[start of RECORDS]
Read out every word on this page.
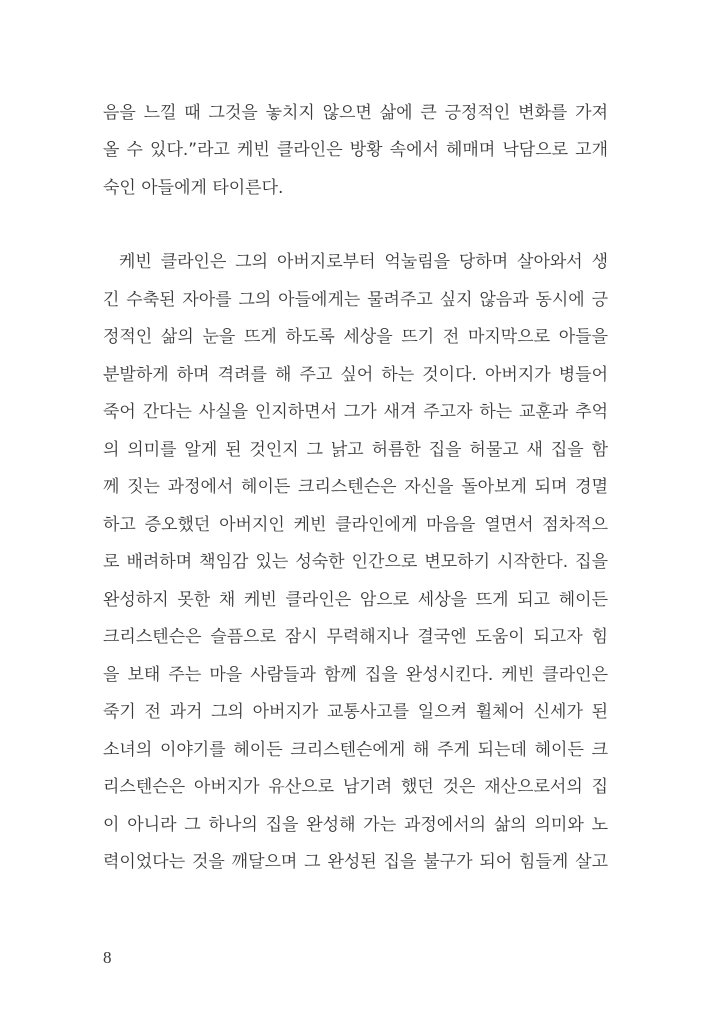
음을 느낄 때 그것을 놓치지 않으면 삶에 큰 긍정적인 변화를 가져
올 수 있다.”라고 케빈 클라인은 방황 속에서 헤매며 낙담으로 고개
숙인 아들에게 타이른다.
케빈 클라인은 그의 아버지로부터 억눌림을 당하며 살아와서 생
긴 수축된 자아를 그의 아들에게는 물려주고 싶지 않음과 동시에 긍
정적인 삶의 눈을 뜨게 하도록 세상을 뜨기 전 마지막으로 아들을
분발하게 하며 격려를 해 주고 싶어 하는 것이다. 아버지가 병들어
죽어 간다는 사실을 인지하면서 그가 새겨 주고자 하는 교훈과 추억
의 의미를 알게 된 것인지 그 낡고 허름한 집을 허물고 새 집을 함
께 짓는 과정에서 헤이든 크리스텐슨은 자신을 돌아보게 되며 경멸
하고 증오했던 아버지인 케빈 클라인에게 마음을 열면서 점차적으
로 배려하며 책임감 있는 성숙한 인간으로 변모하기 시작한다. 집을
완성하지 못한 채 케빈 클라인은 암으로 세상을 뜨게 되고 헤이든
크리스텐슨은 슬픔으로 잠시 무력해지나 결국엔 도움이 되고자 힘
을 보태 주는 마을 사람들과 함께 집을 완성시킨다. 케빈 클라인은
죽기 전 과거 그의 아버지가 교통사고를 일으켜 휠체어 신세가 된
소녀의 이야기를 헤이든 크리스텐슨에게 해 주게 되는데 헤이든 크
리스텐슨은 아버지가 유산으로 남기려 했던 것은 재산으로서의 집
이 아니라 그 하나의 집을 완성해 가는 과정에서의 삶의 의미와 노
력이었다는 것을 깨달으며 그 완성된 집을 불구가 되어 힘들게 살고
8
[end of RECORDS]
EXERCISE DETAILS
Determine how many lines in the listing above hold the string "아버지가", then write only the number.

EXERCISE RESPONSE
3